■ TASK OBJECTIVE
Print out each entry below exactly, please.

--- BEGIN RECORDS SUPPLIED ---

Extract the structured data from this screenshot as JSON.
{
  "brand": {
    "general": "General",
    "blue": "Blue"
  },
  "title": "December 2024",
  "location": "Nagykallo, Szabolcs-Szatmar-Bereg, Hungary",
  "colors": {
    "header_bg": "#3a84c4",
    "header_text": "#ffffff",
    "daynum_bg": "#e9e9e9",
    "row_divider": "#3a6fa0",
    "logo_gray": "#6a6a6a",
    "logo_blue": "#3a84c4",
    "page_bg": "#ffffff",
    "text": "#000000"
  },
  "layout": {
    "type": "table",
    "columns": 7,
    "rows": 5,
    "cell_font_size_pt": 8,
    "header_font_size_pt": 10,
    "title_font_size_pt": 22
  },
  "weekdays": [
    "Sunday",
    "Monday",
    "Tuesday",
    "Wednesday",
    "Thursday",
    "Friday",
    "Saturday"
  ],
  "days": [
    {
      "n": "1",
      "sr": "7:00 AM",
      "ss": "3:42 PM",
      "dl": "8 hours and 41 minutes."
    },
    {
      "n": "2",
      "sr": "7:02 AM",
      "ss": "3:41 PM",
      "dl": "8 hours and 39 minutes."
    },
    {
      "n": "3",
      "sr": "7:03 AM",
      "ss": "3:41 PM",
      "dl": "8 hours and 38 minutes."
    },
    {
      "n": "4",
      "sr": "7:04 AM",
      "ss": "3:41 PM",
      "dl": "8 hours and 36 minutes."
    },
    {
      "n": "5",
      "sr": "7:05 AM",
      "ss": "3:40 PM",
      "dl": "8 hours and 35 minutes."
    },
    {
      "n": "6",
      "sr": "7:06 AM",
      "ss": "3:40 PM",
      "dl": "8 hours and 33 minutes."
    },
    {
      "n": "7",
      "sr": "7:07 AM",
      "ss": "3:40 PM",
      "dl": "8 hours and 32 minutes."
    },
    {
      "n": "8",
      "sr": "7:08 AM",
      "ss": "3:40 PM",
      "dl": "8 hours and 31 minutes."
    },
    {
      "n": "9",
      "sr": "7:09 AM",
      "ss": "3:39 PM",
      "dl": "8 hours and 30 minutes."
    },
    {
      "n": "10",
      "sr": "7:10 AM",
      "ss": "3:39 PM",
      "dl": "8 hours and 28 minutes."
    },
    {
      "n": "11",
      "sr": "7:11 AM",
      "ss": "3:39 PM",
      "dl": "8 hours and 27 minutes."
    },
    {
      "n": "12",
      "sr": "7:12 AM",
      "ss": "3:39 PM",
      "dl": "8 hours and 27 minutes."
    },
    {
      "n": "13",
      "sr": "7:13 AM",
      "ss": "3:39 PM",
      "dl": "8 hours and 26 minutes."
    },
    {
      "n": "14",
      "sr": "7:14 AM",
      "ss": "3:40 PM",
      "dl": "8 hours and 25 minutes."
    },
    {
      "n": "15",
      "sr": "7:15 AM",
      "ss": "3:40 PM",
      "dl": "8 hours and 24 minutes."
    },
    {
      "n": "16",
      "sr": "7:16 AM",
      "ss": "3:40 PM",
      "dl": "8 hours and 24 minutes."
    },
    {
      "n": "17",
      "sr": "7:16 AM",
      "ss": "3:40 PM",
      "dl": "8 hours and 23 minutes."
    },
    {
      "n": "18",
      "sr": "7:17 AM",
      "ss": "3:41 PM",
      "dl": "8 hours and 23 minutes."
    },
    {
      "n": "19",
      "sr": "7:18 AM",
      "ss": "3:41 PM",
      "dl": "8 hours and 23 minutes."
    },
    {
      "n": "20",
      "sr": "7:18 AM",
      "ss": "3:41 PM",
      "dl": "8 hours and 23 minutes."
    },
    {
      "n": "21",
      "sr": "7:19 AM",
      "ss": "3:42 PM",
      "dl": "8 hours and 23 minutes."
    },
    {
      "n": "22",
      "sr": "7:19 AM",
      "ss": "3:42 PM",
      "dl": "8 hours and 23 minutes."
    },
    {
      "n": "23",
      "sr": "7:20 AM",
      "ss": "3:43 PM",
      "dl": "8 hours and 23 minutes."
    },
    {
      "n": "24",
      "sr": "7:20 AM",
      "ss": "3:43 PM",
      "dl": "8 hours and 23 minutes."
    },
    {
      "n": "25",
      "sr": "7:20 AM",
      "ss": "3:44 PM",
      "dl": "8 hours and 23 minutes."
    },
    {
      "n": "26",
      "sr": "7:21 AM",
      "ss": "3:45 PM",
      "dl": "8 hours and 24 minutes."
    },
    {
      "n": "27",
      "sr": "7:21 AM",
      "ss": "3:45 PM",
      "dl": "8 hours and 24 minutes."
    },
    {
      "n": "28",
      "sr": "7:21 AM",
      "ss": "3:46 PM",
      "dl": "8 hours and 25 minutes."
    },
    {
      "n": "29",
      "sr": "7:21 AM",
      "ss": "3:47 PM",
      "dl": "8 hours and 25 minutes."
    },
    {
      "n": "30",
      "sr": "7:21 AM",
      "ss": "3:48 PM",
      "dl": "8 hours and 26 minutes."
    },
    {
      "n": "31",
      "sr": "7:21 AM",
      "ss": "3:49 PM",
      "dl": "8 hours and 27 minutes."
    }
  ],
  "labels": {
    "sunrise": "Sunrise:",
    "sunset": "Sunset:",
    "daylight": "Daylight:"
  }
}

--- END RECORDS SUPPLIED ---

■ EXERCISE RESPONSE
Extract the structured data from this screenshot as JSON.
{
  "brand": {
    "general": "General",
    "blue": "Blue"
  },
  "title": "December 2024",
  "location": "Nagykallo, Szabolcs-Szatmar-Bereg, Hungary",
  "colors": {
    "header_bg": "#3a84c4",
    "header_text": "#ffffff",
    "daynum_bg": "#e9e9e9",
    "row_divider": "#3a6fa0",
    "logo_gray": "#6a6a6a",
    "logo_blue": "#3a84c4",
    "page_bg": "#ffffff",
    "text": "#000000"
  },
  "layout": {
    "type": "table",
    "columns": 7,
    "rows": 5,
    "cell_font_size_pt": 8,
    "header_font_size_pt": 10,
    "title_font_size_pt": 22
  },
  "weekdays": [
    "Sunday",
    "Monday",
    "Tuesday",
    "Wednesday",
    "Thursday",
    "Friday",
    "Saturday"
  ],
  "days": [
    {
      "n": "1",
      "sr": "7:00 AM",
      "ss": "3:42 PM",
      "dl": "8 hours and 41 minutes."
    },
    {
      "n": "2",
      "sr": "7:02 AM",
      "ss": "3:41 PM",
      "dl": "8 hours and 39 minutes."
    },
    {
      "n": "3",
      "sr": "7:03 AM",
      "ss": "3:41 PM",
      "dl": "8 hours and 38 minutes."
    },
    {
      "n": "4",
      "sr": "7:04 AM",
      "ss": "3:41 PM",
      "dl": "8 hours and 36 minutes."
    },
    {
      "n": "5",
      "sr": "7:05 AM",
      "ss": "3:40 PM",
      "dl": "8 hours and 35 minutes."
    },
    {
      "n": "6",
      "sr": "7:06 AM",
      "ss": "3:40 PM",
      "dl": "8 hours and 33 minutes."
    },
    {
      "n": "7",
      "sr": "7:07 AM",
      "ss": "3:40 PM",
      "dl": "8 hours and 32 minutes."
    },
    {
      "n": "8",
      "sr": "7:08 AM",
      "ss": "3:40 PM",
      "dl": "8 hours and 31 minutes."
    },
    {
      "n": "9",
      "sr": "7:09 AM",
      "ss": "3:39 PM",
      "dl": "8 hours and 30 minutes."
    },
    {
      "n": "10",
      "sr": "7:10 AM",
      "ss": "3:39 PM",
      "dl": "8 hours and 28 minutes."
    },
    {
      "n": "11",
      "sr": "7:11 AM",
      "ss": "3:39 PM",
      "dl": "8 hours and 27 minutes."
    },
    {
      "n": "12",
      "sr": "7:12 AM",
      "ss": "3:39 PM",
      "dl": "8 hours and 27 minutes."
    },
    {
      "n": "13",
      "sr": "7:13 AM",
      "ss": "3:39 PM",
      "dl": "8 hours and 26 minutes."
    },
    {
      "n": "14",
      "sr": "7:14 AM",
      "ss": "3:40 PM",
      "dl": "8 hours and 25 minutes."
    },
    {
      "n": "15",
      "sr": "7:15 AM",
      "ss": "3:40 PM",
      "dl": "8 hours and 24 minutes."
    },
    {
      "n": "16",
      "sr": "7:16 AM",
      "ss": "3:40 PM",
      "dl": "8 hours and 24 minutes."
    },
    {
      "n": "17",
      "sr": "7:16 AM",
      "ss": "3:40 PM",
      "dl": "8 hours and 23 minutes."
    },
    {
      "n": "18",
      "sr": "7:17 AM",
      "ss": "3:41 PM",
      "dl": "8 hours and 23 minutes."
    },
    {
      "n": "19",
      "sr": "7:18 AM",
      "ss": "3:41 PM",
      "dl": "8 hours and 23 minutes."
    },
    {
      "n": "20",
      "sr": "7:18 AM",
      "ss": "3:41 PM",
      "dl": "8 hours and 23 minutes."
    },
    {
      "n": "21",
      "sr": "7:19 AM",
      "ss": "3:42 PM",
      "dl": "8 hours and 23 minutes."
    },
    {
      "n": "22",
      "sr": "7:19 AM",
      "ss": "3:42 PM",
      "dl": "8 hours and 23 minutes."
    },
    {
      "n": "23",
      "sr": "7:20 AM",
      "ss": "3:43 PM",
      "dl": "8 hours and 23 minutes."
    },
    {
      "n": "24",
      "sr": "7:20 AM",
      "ss": "3:43 PM",
      "dl": "8 hours and 23 minutes."
    },
    {
      "n": "25",
      "sr": "7:20 AM",
      "ss": "3:44 PM",
      "dl": "8 hours and 23 minutes."
    },
    {
      "n": "26",
      "sr": "7:21 AM",
      "ss": "3:45 PM",
      "dl": "8 hours and 24 minutes."
    },
    {
      "n": "27",
      "sr": "7:21 AM",
      "ss": "3:45 PM",
      "dl": "8 hours and 24 minutes."
    },
    {
      "n": "28",
      "sr": "7:21 AM",
      "ss": "3:46 PM",
      "dl": "8 hours and 25 minutes."
    },
    {
      "n": "29",
      "sr": "7:21 AM",
      "ss": "3:47 PM",
      "dl": "8 hours and 25 minutes."
    },
    {
      "n": "30",
      "sr": "7:21 AM",
      "ss": "3:48 PM",
      "dl": "8 hours and 26 minutes."
    },
    {
      "n": "31",
      "sr": "7:21 AM",
      "ss": "3:49 PM",
      "dl": "8 hours and 27 minutes."
    }
  ],
  "labels": {
    "sunrise": "Sunrise:",
    "sunset": "Sunset:",
    "daylight": "Daylight:"
  }
}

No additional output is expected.